Extract the records in full, leaving every picture out.

▶ [TASK INPUTS]
↓

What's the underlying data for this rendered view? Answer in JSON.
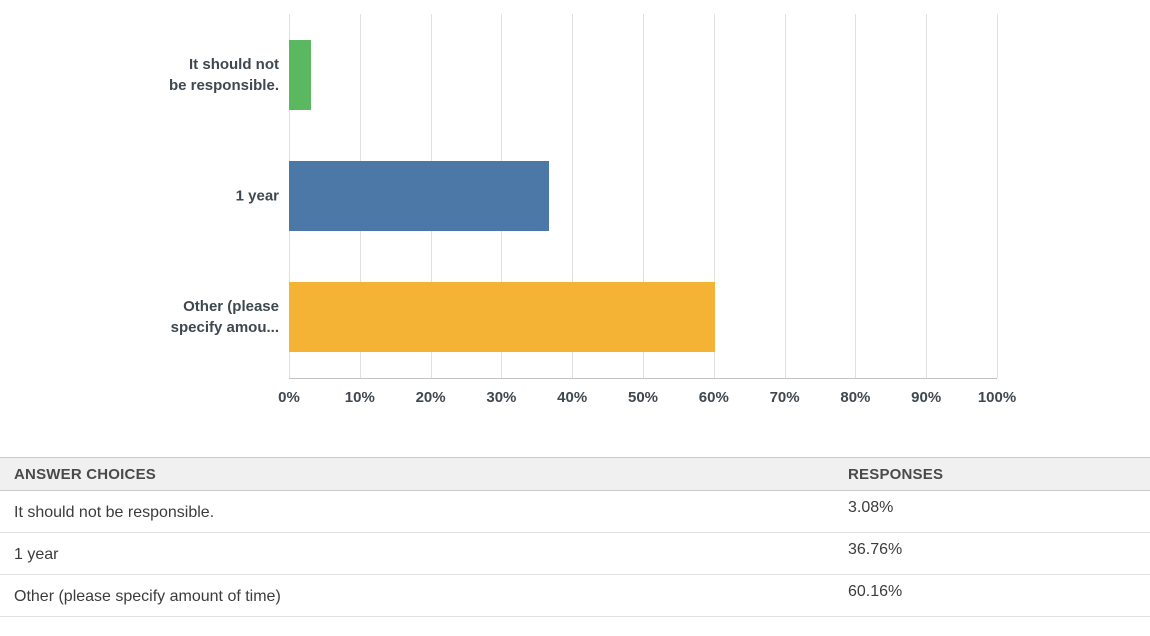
{
  "chart_data": {
    "type": "bar",
    "orientation": "horizontal",
    "title": "",
    "categories": [
      "It should not be responsible.",
      "1 year",
      "Other (please specify amount of time)"
    ],
    "display_labels": [
      "It should not\nbe responsible.",
      "1 year",
      "Other (please\nspecify amou..."
    ],
    "values": [
      3.08,
      36.76,
      60.16
    ],
    "colors": [
      "#5CB860",
      "#4C78A8",
      "#F5B335"
    ],
    "xlim": [
      0,
      100
    ],
    "x_ticks": [
      "0%",
      "10%",
      "20%",
      "30%",
      "40%",
      "50%",
      "60%",
      "70%",
      "80%",
      "90%",
      "100%"
    ],
    "grid": true,
    "legend_position": "none",
    "xlabel": "",
    "ylabel": ""
  },
  "table": {
    "headers": [
      "ANSWER CHOICES",
      "RESPONSES"
    ],
    "rows": [
      {
        "choice": "It should not be responsible.",
        "response": "3.08%"
      },
      {
        "choice": "1 year",
        "response": "36.76%"
      },
      {
        "choice": "Other (please specify amount of time)",
        "response": "60.16%"
      }
    ]
  }
}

↑

▶ [EXERCISE OUTPUT]
What's the underlying data for this rendered view? Answer in JSON.
{
  "chart_data": {
    "type": "bar",
    "orientation": "horizontal",
    "title": "",
    "categories": [
      "It should not be responsible.",
      "1 year",
      "Other (please specify amount of time)"
    ],
    "display_labels": [
      "It should not\nbe responsible.",
      "1 year",
      "Other (please\nspecify amou..."
    ],
    "values": [
      3.08,
      36.76,
      60.16
    ],
    "colors": [
      "#5CB860",
      "#4C78A8",
      "#F5B335"
    ],
    "xlim": [
      0,
      100
    ],
    "x_ticks": [
      "0%",
      "10%",
      "20%",
      "30%",
      "40%",
      "50%",
      "60%",
      "70%",
      "80%",
      "90%",
      "100%"
    ],
    "grid": true,
    "legend_position": "none",
    "xlabel": "",
    "ylabel": ""
  },
  "table": {
    "headers": [
      "ANSWER CHOICES",
      "RESPONSES"
    ],
    "rows": [
      {
        "choice": "It should not be responsible.",
        "response": "3.08%"
      },
      {
        "choice": "1 year",
        "response": "36.76%"
      },
      {
        "choice": "Other (please specify amount of time)",
        "response": "60.16%"
      }
    ]
  }
}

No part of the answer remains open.